Set task — All entries must be repeated exactly; do not include the pictures.

Entries supplied —

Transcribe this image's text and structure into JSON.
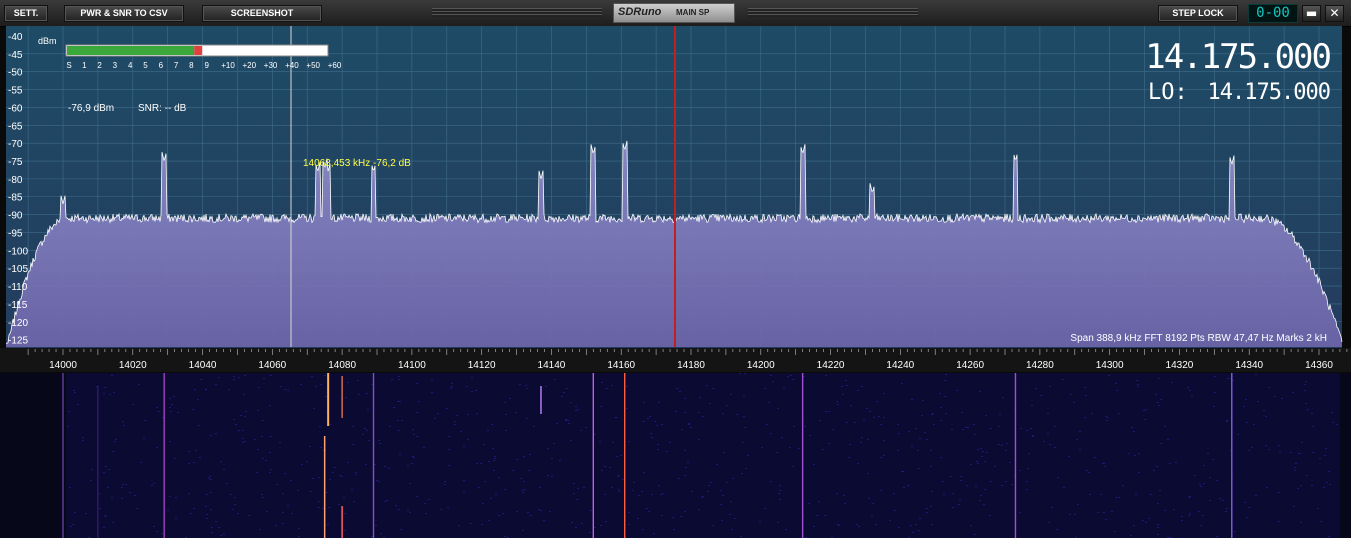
{
  "toolbar": {
    "settings_label": "SETT.",
    "csv_label": "PWR & SNR TO CSV",
    "screenshot_label": "SCREENSHOT",
    "brand_logo": "SDRuno",
    "brand_sub": "MAIN SP",
    "step_lock_label": "STEP LOCK",
    "clock": "0-00",
    "minimize_label": "▬",
    "close_label": "✕"
  },
  "spectrum": {
    "dbm_unit": "dBm",
    "y_ticks": [
      "-40",
      "-45",
      "-50",
      "-55",
      "-60",
      "-65",
      "-70",
      "-75",
      "-80",
      "-85",
      "-90",
      "-95",
      "-100",
      "-105",
      "-110",
      "-115",
      "-120",
      "-125"
    ],
    "x_ticks": [
      "14000",
      "14020",
      "14040",
      "14060",
      "14080",
      "14100",
      "14120",
      "14140",
      "14160",
      "14180",
      "14200",
      "14220",
      "14240",
      "14260",
      "14280",
      "14300",
      "14320",
      "14340",
      "14360"
    ],
    "smeter_scale": [
      "S",
      "1",
      "2",
      "3",
      "4",
      "5",
      "6",
      "7",
      "8",
      "9",
      "+10",
      "+20",
      "+30",
      "+40",
      "+50",
      "+60"
    ],
    "smeter_level": 0.52,
    "power_readout": "-76,9 dBm",
    "snr_readout": "SNR: -- dB",
    "cursor_readout": "14063,453 kHz -76,2 dB",
    "freq_main": "14.175.000",
    "lo_label": "LO:",
    "freq_lo": "14.175.000",
    "status_line": "Span 388,9 kHz   FFT 8192 Pts   RBW 47,47 Hz   Marks 2 kH",
    "colors": {
      "background": "#1f4a63",
      "grid": "#3f6d8a",
      "fill": "#7a7ab8",
      "trace": "#ffffff",
      "marker": "#c02020",
      "cursor": "#d8d8d8",
      "label_text": "#ffffff",
      "cursor_text": "#ffff44"
    }
  }
}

Result —
Transcribe this image's text and structure into JSON.
{
  "toolbar": {
    "settings_label": "SETT.",
    "csv_label": "PWR & SNR TO CSV",
    "screenshot_label": "SCREENSHOT",
    "brand_logo": "SDRuno",
    "brand_sub": "MAIN SP",
    "step_lock_label": "STEP LOCK",
    "clock": "0-00",
    "minimize_label": "▬",
    "close_label": "✕"
  },
  "spectrum": {
    "dbm_unit": "dBm",
    "y_ticks": [
      "-40",
      "-45",
      "-50",
      "-55",
      "-60",
      "-65",
      "-70",
      "-75",
      "-80",
      "-85",
      "-90",
      "-95",
      "-100",
      "-105",
      "-110",
      "-115",
      "-120",
      "-125"
    ],
    "x_ticks": [
      "14000",
      "14020",
      "14040",
      "14060",
      "14080",
      "14100",
      "14120",
      "14140",
      "14160",
      "14180",
      "14200",
      "14220",
      "14240",
      "14260",
      "14280",
      "14300",
      "14320",
      "14340",
      "14360"
    ],
    "smeter_scale": [
      "S",
      "1",
      "2",
      "3",
      "4",
      "5",
      "6",
      "7",
      "8",
      "9",
      "+10",
      "+20",
      "+30",
      "+40",
      "+50",
      "+60"
    ],
    "smeter_level": 0.52,
    "power_readout": "-76,9 dBm",
    "snr_readout": "SNR: -- dB",
    "cursor_readout": "14063,453 kHz -76,2 dB",
    "freq_main": "14.175.000",
    "lo_label": "LO:",
    "freq_lo": "14.175.000",
    "status_line": "Span 388,9 kHz   FFT 8192 Pts   RBW 47,47 Hz   Marks 2 kH",
    "colors": {
      "background": "#1f4a63",
      "grid": "#3f6d8a",
      "fill": "#7a7ab8",
      "trace": "#ffffff",
      "marker": "#c02020",
      "cursor": "#d8d8d8",
      "label_text": "#ffffff",
      "cursor_text": "#ffff44"
    }
  }
}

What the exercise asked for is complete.